━━━ DATA SUPPLIED

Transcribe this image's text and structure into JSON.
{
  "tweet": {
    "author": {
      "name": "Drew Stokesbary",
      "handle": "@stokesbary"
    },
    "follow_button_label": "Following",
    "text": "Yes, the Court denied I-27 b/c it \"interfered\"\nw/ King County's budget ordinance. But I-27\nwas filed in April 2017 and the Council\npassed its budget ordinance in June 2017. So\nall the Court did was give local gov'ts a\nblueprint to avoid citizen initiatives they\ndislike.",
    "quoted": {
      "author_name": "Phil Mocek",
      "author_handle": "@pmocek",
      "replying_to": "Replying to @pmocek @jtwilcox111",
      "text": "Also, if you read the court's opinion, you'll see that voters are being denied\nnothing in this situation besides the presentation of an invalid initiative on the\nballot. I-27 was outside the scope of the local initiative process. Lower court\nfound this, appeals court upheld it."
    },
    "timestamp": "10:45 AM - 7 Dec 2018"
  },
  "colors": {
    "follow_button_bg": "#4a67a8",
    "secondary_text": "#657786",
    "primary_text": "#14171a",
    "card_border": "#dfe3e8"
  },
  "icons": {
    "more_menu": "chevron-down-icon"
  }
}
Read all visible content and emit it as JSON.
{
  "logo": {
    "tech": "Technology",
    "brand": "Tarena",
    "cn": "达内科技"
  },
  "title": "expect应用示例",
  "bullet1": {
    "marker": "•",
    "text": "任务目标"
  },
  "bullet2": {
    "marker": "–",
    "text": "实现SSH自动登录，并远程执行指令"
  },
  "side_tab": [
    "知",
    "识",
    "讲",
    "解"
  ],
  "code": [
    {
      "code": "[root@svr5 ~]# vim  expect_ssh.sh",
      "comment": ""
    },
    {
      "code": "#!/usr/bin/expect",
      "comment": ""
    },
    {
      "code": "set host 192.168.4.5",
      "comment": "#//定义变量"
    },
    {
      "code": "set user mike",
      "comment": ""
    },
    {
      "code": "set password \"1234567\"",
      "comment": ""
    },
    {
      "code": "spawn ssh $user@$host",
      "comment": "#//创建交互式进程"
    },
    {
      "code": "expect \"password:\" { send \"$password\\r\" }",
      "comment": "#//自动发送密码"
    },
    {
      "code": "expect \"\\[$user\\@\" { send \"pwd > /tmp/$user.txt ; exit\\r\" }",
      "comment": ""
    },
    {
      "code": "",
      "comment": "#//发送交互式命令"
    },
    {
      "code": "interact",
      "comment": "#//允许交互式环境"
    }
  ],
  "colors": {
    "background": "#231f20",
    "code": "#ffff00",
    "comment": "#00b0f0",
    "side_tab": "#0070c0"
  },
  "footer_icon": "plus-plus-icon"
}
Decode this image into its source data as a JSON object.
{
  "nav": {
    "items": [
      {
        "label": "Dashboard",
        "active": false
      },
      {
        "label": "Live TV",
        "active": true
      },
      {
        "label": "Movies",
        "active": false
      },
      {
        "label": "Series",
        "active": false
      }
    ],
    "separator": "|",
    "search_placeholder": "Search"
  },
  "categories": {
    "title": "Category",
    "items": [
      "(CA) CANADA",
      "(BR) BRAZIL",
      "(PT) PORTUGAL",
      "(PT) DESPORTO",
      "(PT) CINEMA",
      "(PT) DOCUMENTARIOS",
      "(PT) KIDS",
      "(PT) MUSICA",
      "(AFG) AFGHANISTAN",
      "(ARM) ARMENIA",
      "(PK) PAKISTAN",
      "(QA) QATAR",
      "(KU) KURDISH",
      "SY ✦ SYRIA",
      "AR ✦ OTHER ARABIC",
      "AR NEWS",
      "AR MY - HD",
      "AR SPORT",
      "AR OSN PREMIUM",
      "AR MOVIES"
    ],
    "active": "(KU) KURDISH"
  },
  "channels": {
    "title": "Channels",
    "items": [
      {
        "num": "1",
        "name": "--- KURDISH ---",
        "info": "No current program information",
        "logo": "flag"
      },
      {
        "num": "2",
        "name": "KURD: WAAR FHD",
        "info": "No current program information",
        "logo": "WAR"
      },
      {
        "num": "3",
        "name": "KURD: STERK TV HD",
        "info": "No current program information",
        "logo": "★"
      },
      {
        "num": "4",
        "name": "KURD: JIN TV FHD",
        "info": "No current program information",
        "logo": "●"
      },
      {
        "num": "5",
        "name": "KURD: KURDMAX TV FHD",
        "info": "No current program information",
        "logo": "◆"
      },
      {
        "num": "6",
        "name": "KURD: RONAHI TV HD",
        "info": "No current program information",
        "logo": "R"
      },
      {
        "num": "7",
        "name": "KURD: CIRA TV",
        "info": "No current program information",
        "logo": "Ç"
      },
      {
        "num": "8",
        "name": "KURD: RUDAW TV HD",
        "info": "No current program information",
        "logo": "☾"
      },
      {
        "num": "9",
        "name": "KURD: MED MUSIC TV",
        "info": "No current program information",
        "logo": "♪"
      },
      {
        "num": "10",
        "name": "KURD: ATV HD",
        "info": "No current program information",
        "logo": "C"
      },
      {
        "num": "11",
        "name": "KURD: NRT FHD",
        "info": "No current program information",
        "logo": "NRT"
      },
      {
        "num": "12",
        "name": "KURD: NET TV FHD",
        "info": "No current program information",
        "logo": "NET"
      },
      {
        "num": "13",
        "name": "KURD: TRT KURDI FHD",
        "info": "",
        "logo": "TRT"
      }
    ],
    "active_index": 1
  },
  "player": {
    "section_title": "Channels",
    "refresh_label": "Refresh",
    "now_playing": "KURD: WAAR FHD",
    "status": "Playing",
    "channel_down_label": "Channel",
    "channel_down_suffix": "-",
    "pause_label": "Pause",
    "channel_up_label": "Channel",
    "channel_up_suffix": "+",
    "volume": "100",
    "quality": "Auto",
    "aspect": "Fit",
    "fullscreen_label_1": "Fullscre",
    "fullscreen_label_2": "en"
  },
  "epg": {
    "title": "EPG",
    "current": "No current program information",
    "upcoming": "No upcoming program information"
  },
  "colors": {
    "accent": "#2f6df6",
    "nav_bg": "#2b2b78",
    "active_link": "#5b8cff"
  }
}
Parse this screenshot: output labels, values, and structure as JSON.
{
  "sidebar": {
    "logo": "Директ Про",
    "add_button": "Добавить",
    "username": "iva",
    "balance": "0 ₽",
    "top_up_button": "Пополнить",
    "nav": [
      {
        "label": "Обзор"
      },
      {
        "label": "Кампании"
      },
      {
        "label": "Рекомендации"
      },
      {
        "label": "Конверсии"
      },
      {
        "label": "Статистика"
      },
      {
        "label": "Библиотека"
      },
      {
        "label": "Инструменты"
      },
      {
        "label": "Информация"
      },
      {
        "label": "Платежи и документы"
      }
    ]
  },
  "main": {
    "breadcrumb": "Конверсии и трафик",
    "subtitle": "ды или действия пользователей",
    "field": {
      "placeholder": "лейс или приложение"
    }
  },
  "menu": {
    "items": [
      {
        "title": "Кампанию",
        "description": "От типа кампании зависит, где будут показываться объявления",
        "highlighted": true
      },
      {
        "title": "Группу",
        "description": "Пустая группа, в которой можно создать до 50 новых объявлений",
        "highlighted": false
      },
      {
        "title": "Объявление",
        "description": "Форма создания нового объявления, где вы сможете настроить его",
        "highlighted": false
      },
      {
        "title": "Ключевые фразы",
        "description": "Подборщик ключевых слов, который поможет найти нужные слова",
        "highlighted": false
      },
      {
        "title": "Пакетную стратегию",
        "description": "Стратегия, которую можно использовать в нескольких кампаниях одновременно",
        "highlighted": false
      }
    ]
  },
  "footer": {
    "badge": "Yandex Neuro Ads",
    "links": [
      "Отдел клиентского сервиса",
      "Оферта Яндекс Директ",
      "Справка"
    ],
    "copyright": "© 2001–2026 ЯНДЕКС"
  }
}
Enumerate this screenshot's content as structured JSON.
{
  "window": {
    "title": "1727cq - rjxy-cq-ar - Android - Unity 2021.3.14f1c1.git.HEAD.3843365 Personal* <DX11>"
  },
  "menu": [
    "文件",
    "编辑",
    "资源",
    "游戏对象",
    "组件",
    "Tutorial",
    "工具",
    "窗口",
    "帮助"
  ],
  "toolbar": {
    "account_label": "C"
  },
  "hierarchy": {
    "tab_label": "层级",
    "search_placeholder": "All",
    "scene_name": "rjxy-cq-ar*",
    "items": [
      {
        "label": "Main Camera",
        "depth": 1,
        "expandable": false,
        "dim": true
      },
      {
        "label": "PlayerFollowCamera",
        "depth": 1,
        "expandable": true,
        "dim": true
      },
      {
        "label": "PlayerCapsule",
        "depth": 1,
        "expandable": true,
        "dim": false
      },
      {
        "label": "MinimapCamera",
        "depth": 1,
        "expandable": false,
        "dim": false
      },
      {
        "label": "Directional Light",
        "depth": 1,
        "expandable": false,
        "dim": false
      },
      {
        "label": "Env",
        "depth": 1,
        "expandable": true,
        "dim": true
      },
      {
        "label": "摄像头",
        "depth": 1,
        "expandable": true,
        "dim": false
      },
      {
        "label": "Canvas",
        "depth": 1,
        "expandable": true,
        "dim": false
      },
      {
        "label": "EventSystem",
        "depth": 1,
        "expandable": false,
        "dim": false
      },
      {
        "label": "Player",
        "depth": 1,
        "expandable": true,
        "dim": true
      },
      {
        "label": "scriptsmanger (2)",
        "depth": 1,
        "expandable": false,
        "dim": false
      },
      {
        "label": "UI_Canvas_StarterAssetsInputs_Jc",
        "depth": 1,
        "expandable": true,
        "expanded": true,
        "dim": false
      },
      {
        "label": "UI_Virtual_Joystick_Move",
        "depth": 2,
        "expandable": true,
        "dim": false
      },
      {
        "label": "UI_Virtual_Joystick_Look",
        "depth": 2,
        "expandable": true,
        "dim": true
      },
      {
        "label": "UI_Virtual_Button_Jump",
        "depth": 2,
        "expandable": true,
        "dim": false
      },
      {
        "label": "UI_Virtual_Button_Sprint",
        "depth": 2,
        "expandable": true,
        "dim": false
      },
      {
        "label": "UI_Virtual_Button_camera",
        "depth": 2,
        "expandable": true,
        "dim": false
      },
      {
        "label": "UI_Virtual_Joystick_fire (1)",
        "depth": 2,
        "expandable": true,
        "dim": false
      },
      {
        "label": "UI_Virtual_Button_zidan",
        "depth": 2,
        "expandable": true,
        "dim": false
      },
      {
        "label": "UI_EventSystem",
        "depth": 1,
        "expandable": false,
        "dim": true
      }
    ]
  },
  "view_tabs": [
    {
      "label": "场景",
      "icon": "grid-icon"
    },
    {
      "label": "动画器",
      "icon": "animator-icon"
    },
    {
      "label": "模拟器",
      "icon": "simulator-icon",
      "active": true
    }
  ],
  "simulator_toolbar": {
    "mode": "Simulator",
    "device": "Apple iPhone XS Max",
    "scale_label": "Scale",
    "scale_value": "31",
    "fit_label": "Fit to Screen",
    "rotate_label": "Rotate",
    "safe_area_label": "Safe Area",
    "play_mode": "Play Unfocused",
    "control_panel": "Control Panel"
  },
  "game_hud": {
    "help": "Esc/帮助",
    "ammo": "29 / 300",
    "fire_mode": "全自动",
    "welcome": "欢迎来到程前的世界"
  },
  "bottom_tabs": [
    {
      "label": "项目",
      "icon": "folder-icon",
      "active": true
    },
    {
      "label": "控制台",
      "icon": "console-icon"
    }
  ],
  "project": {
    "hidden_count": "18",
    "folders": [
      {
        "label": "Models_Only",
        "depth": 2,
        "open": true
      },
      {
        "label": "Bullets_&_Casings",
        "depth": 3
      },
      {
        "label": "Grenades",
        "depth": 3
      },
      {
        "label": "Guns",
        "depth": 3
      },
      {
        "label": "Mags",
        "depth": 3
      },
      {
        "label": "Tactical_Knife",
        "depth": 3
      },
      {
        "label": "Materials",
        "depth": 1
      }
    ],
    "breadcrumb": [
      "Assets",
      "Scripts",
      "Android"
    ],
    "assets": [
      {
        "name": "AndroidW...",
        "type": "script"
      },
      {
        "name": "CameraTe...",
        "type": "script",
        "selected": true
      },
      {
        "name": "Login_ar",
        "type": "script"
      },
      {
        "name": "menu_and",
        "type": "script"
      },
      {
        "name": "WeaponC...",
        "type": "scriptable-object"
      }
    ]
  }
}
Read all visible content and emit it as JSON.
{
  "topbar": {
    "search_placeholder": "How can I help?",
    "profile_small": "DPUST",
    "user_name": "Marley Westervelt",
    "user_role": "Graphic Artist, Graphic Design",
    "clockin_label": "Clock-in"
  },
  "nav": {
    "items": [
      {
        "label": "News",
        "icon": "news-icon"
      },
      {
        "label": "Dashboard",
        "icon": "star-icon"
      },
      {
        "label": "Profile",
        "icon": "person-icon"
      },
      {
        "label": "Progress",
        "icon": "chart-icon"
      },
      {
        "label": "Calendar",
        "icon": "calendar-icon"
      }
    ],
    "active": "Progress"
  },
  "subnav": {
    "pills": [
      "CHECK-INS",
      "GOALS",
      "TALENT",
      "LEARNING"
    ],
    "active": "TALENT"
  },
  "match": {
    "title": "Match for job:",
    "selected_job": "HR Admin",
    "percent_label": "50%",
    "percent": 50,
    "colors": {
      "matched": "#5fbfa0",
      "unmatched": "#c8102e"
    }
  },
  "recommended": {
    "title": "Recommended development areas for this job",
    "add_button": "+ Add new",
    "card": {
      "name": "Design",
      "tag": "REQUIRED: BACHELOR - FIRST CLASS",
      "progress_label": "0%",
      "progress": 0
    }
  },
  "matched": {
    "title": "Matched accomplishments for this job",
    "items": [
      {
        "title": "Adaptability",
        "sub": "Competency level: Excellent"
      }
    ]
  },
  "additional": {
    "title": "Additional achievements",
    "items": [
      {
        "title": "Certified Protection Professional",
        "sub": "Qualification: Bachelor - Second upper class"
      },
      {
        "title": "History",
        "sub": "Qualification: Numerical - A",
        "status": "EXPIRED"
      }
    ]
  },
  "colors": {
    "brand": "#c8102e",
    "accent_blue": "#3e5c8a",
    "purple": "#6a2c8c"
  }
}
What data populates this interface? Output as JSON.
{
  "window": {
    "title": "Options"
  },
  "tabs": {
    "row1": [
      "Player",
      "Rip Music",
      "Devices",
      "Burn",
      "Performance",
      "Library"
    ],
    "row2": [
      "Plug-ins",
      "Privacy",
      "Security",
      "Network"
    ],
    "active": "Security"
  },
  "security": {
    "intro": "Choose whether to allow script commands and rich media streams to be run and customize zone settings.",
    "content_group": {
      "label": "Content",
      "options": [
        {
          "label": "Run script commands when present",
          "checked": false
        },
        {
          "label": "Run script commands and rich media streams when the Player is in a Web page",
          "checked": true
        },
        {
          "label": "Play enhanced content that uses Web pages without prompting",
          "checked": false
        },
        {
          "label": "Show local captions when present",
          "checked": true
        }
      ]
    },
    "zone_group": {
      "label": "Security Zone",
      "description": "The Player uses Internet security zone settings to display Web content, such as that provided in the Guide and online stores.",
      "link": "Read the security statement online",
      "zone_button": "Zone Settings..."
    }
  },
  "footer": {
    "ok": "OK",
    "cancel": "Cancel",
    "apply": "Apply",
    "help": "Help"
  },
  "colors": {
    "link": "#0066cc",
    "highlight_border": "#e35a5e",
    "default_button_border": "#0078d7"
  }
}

━━━━━━

WHAT YOU NEED TO DO
Check each line of the records for the word "commands", and show the lines that contain it.

RESULT OF THIS EXERCISE
    "intro": "Choose whether to allow script commands and rich media streams to be run and customize zone settings.",
          "label": "Run script commands when present",
          "label": "Run script commands and rich media streams when the Player is in a Web page",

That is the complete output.